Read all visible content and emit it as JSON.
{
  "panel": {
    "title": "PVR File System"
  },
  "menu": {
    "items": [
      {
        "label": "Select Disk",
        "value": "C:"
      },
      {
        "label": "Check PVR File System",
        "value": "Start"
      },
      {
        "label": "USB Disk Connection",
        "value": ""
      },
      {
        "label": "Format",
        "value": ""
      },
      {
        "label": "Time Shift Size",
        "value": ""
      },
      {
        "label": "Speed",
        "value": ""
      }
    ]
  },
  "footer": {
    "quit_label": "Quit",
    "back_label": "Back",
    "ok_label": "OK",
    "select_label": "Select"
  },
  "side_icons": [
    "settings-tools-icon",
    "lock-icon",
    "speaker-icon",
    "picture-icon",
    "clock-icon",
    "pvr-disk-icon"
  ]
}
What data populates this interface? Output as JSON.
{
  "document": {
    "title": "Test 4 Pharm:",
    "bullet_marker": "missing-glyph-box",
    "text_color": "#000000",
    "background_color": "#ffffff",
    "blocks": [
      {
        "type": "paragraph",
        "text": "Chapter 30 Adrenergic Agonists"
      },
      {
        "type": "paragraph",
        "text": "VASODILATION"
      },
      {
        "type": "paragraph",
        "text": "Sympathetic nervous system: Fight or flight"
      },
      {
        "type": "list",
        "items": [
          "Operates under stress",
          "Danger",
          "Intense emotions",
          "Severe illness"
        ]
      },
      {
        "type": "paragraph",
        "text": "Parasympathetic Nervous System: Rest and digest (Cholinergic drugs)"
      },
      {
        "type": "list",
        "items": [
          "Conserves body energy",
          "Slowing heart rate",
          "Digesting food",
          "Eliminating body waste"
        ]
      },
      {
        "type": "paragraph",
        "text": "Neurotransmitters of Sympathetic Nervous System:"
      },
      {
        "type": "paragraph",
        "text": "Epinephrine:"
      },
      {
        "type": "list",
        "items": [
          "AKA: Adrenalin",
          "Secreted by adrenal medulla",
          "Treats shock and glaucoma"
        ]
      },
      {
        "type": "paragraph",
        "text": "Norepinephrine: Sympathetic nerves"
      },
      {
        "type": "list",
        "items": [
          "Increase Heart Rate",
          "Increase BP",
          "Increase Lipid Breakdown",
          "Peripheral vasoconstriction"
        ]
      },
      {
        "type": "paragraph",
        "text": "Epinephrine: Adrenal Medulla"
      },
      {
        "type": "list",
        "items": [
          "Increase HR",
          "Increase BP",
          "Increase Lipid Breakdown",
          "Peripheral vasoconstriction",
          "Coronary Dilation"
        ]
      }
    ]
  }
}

= REQUEST =
Give an exact repetition of all the material.

= FINISHED ANSWER =
Read all visible content and emit it as JSON.
{
  "panel": {
    "title": "PVR File System"
  },
  "menu": {
    "items": [
      {
        "label": "Select Disk",
        "value": "C:"
      },
      {
        "label": "Check PVR File System",
        "value": "Start"
      },
      {
        "label": "USB Disk Connection",
        "value": ""
      },
      {
        "label": "Format",
        "value": ""
      },
      {
        "label": "Time Shift Size",
        "value": ""
      },
      {
        "label": "Speed",
        "value": ""
      }
    ]
  },
  "footer": {
    "quit_label": "Quit",
    "back_label": "Back",
    "ok_label": "OK",
    "select_label": "Select"
  },
  "side_icons": [
    "settings-tools-icon",
    "lock-icon",
    "speaker-icon",
    "picture-icon",
    "clock-icon",
    "pvr-disk-icon"
  ]
}
What data populates this interface? Output as JSON.
{
  "document": {
    "title": "Test 4 Pharm:",
    "bullet_marker": "missing-glyph-box",
    "text_color": "#000000",
    "background_color": "#ffffff",
    "blocks": [
      {
        "type": "paragraph",
        "text": "Chapter 30 Adrenergic Agonists"
      },
      {
        "type": "paragraph",
        "text": "VASODILATION"
      },
      {
        "type": "paragraph",
        "text": "Sympathetic nervous system: Fight or flight"
      },
      {
        "type": "list",
        "items": [
          "Operates under stress",
          "Danger",
          "Intense emotions",
          "Severe illness"
        ]
      },
      {
        "type": "paragraph",
        "text": "Parasympathetic Nervous System: Rest and digest (Cholinergic drugs)"
      },
      {
        "type": "list",
        "items": [
          "Conserves body energy",
          "Slowing heart rate",
          "Digesting food",
          "Eliminating body waste"
        ]
      },
      {
        "type": "paragraph",
        "text": "Neurotransmitters of Sympathetic Nervous System:"
      },
      {
        "type": "paragraph",
        "text": "Epinephrine:"
      },
      {
        "type": "list",
        "items": [
          "AKA: Adrenalin",
          "Secreted by adrenal medulla",
          "Treats shock and glaucoma"
        ]
      },
      {
        "type": "paragraph",
        "text": "Norepinephrine: Sympathetic nerves"
      },
      {
        "type": "list",
        "items": [
          "Increase Heart Rate",
          "Increase BP",
          "Increase Lipid Breakdown",
          "Peripheral vasoconstriction"
        ]
      },
      {
        "type": "paragraph",
        "text": "Epinephrine: Adrenal Medulla"
      },
      {
        "type": "list",
        "items": [
          "Increase HR",
          "Increase BP",
          "Increase Lipid Breakdown",
          "Peripheral vasoconstriction",
          "Coronary Dilation"
        ]
      }
    ]
  }
}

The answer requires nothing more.